Looking for a Job in Vaasa and in Finland

Persistence, determination, and motivation are the key words when it comes to applying for a job in Finland. The Finnish labour market is highly competitive and looking for a job is challenging. It is not unusual for a person to send dozens of applications and get one or two invitations to an interview. An important skill needed in the Finnish labour market is to know Finnish (and/or Swedish) language. Read more about the Finnish labour market at the Aarresaari website and at the Employment and Economy Development Office (Employment Office).

Most job announcements, whether in a newspaper or on the Internet, are in Finnish. Unless you know Finnish and/or Swedish well enough, it might be a good idea to apply only for jobs where the job announcement is written in English.  

Part-time jobs and summer jobs

Many students want to get work experience, especially during summer holidays and some even while they are studying. Common lines of part-time and summer work among foreign students are: mail delivery, substitute teaching, assisting in research, working in a grocery store or in a shop, cleaning, catering, maintenance, personal assistance, telemarketing, working in call centre, etc.

Internet is probably the best source of information. Visit the web pages of the company or organisation that interests you – they usually have a section advertising new jobs. A database of companies in the Vaasa region is available on the website of the Vaasa Region Development Company VASEK.

_Items_.
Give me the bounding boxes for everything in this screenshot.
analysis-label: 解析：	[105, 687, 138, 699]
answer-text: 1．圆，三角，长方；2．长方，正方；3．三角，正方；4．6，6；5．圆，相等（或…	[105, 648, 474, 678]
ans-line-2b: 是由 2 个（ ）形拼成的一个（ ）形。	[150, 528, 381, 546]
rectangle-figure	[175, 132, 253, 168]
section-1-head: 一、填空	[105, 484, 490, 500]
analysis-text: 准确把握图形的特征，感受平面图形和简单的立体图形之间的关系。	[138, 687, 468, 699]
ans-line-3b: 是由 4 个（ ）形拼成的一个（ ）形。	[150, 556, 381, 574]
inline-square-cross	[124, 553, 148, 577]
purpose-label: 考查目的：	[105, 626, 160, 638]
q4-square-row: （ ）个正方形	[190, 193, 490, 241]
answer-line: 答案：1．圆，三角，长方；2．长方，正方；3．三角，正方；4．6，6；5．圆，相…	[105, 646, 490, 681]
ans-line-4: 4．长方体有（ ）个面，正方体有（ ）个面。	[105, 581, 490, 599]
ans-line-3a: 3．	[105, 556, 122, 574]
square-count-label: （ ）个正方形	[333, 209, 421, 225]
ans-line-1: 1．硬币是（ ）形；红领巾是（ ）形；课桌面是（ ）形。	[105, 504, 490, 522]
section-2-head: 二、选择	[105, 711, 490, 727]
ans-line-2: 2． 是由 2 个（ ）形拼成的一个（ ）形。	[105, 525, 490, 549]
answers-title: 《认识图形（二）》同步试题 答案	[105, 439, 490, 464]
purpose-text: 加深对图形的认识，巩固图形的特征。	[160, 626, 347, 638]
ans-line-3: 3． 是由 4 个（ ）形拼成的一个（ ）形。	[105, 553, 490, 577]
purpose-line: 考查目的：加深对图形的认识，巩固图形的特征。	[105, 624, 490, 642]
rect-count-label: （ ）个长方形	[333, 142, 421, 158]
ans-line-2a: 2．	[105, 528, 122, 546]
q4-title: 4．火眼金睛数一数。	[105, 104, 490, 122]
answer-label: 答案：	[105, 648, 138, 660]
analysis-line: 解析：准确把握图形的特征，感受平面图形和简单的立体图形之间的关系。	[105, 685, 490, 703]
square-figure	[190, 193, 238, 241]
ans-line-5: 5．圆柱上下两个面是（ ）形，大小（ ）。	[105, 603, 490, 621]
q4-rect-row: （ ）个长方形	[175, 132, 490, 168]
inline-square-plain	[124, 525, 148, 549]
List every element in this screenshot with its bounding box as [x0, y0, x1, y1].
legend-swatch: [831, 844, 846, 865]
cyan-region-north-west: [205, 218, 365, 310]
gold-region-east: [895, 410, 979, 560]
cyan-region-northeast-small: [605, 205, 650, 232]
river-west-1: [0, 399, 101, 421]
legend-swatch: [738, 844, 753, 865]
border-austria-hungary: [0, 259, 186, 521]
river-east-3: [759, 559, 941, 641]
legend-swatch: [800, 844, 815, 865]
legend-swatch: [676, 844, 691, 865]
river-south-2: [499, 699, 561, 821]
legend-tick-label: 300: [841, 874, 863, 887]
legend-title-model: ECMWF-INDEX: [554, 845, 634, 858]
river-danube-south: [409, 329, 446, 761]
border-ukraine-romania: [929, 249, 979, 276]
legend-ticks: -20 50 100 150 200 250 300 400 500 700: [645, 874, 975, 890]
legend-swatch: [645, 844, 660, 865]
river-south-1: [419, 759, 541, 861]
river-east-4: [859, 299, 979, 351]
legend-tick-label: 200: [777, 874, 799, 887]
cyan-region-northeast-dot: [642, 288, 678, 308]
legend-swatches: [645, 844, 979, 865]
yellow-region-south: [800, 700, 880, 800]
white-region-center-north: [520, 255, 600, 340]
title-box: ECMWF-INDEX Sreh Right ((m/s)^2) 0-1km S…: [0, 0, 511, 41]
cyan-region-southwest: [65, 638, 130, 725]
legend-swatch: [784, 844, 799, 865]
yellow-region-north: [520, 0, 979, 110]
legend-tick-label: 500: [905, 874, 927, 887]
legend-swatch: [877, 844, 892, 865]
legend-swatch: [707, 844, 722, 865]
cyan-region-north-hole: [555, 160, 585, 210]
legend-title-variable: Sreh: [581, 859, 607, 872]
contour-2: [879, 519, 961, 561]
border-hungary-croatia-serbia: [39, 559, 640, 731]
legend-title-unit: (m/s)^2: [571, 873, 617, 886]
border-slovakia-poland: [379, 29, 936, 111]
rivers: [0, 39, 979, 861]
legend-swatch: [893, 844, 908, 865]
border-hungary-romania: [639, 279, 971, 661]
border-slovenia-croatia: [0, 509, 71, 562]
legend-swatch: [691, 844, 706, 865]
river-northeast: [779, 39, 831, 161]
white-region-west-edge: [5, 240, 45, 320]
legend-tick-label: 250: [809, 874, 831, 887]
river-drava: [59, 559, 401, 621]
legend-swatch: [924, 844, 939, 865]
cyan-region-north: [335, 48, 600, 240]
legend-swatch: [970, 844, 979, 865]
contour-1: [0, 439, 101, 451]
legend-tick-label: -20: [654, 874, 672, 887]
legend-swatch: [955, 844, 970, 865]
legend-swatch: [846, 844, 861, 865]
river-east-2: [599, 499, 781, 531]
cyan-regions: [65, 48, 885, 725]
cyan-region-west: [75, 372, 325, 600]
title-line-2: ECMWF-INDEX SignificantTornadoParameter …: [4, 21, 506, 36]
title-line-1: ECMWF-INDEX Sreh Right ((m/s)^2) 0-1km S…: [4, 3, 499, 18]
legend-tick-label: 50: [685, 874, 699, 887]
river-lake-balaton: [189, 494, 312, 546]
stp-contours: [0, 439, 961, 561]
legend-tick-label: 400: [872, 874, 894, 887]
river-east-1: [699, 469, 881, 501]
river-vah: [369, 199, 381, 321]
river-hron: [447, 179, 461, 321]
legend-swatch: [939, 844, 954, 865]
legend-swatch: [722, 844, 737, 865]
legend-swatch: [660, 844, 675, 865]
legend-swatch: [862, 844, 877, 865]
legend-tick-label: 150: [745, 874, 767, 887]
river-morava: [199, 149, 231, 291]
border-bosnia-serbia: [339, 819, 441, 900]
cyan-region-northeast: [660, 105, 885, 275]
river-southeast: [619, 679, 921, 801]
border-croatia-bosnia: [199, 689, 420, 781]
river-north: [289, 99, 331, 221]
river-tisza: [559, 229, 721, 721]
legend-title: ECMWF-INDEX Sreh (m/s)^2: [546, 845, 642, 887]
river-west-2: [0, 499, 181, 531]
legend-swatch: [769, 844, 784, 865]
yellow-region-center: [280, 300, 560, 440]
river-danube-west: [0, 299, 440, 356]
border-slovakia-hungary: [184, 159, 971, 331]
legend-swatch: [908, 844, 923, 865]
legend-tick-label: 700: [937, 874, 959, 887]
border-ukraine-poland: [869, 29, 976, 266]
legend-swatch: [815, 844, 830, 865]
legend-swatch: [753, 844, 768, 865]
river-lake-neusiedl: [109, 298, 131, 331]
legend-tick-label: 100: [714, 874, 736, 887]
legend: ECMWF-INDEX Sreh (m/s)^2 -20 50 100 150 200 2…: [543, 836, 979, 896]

==

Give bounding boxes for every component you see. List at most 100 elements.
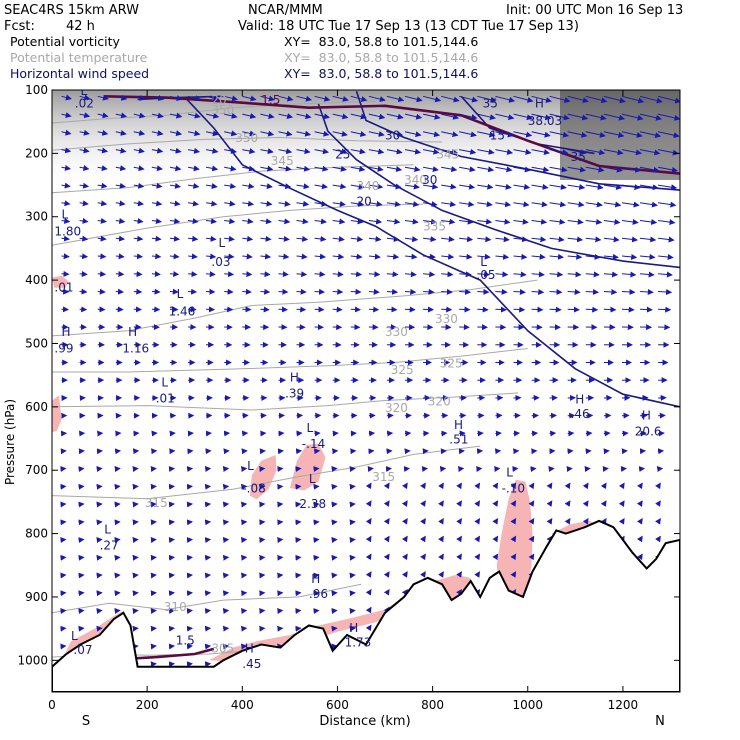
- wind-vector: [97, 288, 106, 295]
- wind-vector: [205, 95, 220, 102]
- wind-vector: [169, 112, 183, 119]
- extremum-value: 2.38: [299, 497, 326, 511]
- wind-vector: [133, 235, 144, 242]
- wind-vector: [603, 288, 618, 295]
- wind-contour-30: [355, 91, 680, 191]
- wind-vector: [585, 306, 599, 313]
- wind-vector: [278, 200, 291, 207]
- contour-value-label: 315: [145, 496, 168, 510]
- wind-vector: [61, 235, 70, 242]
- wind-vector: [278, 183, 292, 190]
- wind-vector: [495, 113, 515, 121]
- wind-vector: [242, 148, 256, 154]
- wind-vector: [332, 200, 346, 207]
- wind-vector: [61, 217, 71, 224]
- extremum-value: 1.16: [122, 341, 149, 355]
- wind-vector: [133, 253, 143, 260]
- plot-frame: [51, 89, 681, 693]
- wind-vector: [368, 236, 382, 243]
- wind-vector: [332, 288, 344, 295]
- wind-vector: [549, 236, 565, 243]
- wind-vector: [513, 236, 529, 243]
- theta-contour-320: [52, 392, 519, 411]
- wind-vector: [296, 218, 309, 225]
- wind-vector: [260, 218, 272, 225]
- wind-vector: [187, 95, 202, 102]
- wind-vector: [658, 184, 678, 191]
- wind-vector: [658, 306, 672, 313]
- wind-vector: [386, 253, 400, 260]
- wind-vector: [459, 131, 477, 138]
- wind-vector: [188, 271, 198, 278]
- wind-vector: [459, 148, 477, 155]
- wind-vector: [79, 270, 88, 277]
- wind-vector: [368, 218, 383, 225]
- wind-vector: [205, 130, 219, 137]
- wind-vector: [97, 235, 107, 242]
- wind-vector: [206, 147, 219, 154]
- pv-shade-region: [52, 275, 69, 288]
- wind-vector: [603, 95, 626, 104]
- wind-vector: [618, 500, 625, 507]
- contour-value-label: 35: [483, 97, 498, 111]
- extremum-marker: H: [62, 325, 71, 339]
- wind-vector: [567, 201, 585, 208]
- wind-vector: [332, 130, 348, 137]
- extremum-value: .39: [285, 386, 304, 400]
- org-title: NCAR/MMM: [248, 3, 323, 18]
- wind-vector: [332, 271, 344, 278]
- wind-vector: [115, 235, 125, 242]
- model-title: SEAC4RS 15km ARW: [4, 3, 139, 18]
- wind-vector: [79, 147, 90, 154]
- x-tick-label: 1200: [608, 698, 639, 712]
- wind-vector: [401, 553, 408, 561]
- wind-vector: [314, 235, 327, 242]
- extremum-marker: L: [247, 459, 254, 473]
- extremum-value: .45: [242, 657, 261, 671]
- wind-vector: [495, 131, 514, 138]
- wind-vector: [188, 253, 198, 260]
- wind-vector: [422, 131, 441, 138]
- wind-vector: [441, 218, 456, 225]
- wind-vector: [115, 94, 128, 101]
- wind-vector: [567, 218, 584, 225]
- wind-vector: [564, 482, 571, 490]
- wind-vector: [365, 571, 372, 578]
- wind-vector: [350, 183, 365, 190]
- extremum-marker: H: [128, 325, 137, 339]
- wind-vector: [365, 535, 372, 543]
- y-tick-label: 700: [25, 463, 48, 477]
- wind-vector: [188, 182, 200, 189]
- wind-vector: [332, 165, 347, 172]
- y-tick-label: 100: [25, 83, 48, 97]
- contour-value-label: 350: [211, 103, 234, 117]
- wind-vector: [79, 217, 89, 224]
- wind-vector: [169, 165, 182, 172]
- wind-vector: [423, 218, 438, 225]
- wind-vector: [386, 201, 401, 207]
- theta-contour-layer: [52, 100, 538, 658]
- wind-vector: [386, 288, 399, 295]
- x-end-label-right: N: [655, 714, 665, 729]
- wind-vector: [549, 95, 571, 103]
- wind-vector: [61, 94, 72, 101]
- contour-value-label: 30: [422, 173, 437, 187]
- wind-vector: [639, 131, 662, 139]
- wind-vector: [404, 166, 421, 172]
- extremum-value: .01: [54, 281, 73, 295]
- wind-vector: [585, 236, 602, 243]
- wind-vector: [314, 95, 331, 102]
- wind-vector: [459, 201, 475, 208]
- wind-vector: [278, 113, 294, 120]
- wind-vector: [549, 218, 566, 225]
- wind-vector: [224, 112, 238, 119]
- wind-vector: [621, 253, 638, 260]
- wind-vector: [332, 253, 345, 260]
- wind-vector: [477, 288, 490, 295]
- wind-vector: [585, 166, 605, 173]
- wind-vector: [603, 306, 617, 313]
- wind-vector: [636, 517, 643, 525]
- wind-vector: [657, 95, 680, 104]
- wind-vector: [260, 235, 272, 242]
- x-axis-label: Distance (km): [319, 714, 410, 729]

_Given request_. From the guide to job hunting in Vaasa and Finland above, extract verbatim the stretch from "Persistence, determination, and" through "written in English.".

_Expected answer_.
Persistence, determination, and motivation are the key words when it comes to applying for a job in Finland. The Finnish labour market is highly competitive and looking for a job is challenging. It is not unusual for a person to send dozens of applications and get one or two invitations to an interview. An important skill needed in the Finnish labour market is to know Finnish (and/or Swedish) language. Read more about the Finnish labour market at the Aarresaari website and at the Employment and Economy Development Office (Employment Office).

Most job announcements, whether in a newspaper or on the Internet, are in Finnish. Unless you know Finnish and/or Swedish well enough, it might be a good idea to apply only for jobs where the job announcement is written in English.